▸ Text passage:
Wednesday, September 29, 2010

Treating Umbraco macro references as data

A few months back, I was working on a website for a client using the Umbraco CMS.  Umbraco is an Open Source, .Net-based CMS (the version released in July (4.5) adds support for .Net 4.0).  The thing I like about building a public-facing site with Umbraco is how much control I retain as a developer – the CMS doesn’t dictate very much at all of what I can do on the front end part of the site, and provides a nice interface for users to enter and manage content.  It also provides a nice facility for me to restrict what kinds of content/formatting users can provide – if I don’t allow the option to put custom styles, they’re stripped out.  If I don’t allow anything beyond bold/italic/underline, I don’t have to worry about users (accidentally or intentionally) trying to do more, like adding H1 tags or changing font faces or sizes.  In addition, there are a large number of high-quality packages available from the community to add additional functionality to the product.  In each version, it seems the features of several of these community packages find their way into the main product.

▸ Requirement A: Name the formatting options that the Umbraco post gives as the only ones a developer might allow users.
The Umbraco post and the listing that follows have no connection to each other.

▸ Records for this task:

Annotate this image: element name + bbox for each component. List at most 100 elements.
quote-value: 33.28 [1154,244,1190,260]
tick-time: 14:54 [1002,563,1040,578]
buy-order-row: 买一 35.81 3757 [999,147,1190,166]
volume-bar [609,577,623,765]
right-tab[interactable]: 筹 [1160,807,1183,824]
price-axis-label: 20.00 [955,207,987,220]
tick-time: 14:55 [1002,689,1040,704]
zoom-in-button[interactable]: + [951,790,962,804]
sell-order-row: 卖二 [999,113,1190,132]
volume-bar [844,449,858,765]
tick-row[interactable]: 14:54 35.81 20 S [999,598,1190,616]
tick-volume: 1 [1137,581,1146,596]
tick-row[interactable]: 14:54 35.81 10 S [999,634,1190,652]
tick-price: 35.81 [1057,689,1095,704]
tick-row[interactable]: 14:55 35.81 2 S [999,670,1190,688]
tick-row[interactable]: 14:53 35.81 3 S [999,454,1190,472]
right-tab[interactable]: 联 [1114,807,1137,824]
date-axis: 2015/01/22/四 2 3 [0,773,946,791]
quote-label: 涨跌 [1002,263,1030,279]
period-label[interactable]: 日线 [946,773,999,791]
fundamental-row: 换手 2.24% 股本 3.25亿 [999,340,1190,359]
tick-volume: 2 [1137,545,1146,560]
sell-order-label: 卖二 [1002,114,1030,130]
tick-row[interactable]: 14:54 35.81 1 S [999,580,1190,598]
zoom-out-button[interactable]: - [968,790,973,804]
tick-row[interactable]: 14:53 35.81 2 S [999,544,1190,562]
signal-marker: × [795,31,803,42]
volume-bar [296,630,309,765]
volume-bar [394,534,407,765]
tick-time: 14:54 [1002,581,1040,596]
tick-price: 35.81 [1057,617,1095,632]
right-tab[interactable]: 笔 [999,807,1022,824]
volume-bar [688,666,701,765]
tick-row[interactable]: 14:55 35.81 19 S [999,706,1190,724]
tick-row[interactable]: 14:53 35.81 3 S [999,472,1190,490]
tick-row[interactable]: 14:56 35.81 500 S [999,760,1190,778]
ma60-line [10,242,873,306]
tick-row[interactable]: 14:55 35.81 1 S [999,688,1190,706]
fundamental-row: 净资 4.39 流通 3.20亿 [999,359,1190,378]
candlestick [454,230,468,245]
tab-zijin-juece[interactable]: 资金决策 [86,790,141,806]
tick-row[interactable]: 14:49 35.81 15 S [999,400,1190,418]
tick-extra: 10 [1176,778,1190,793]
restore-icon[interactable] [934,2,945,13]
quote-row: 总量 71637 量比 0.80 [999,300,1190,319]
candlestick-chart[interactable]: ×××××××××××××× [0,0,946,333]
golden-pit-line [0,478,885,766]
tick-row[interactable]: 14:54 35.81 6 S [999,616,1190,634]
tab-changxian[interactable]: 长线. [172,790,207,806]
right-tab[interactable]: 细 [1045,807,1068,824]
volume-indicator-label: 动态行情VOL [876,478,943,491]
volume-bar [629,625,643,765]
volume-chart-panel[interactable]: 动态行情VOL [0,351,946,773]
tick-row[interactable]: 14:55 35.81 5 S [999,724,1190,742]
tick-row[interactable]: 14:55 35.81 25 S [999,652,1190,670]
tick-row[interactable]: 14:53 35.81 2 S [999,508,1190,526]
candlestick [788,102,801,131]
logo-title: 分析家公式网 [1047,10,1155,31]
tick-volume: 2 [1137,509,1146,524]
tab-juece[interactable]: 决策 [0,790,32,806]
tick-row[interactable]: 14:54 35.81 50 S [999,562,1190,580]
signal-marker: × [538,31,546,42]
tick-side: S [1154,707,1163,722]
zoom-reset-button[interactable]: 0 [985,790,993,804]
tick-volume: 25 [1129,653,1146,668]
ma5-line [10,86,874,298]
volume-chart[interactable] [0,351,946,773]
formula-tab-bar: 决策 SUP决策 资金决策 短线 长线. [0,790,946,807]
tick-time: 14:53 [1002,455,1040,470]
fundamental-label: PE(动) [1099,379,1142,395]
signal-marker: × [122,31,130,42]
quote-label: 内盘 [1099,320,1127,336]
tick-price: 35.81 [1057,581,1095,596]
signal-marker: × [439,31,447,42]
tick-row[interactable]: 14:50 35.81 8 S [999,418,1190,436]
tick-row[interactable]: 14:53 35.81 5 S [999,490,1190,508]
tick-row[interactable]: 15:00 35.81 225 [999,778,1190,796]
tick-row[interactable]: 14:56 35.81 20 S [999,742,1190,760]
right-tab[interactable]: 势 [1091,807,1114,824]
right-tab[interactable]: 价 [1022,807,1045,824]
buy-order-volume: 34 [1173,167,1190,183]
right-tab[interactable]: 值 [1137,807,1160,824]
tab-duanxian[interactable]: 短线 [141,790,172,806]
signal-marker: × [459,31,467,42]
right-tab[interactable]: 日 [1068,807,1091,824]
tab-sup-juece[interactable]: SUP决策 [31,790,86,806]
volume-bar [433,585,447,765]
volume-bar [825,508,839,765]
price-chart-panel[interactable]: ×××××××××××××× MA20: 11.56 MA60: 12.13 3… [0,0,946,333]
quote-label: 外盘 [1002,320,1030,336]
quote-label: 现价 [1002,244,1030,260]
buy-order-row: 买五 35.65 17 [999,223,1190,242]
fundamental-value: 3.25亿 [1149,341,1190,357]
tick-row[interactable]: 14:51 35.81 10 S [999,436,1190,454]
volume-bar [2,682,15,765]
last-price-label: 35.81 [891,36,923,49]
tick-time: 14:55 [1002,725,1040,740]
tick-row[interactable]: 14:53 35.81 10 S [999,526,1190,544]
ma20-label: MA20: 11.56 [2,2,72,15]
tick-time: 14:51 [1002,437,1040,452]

▸ Requirement B: Collect every line of the listing that contains the string "axis", matching case.

▸ Complete response A: bold, italic, underline

▸ Complete response B:
price-axis-label: 20.00 [955,207,987,220]
date-axis: 2015/01/22/四 2 3 [0,773,946,791]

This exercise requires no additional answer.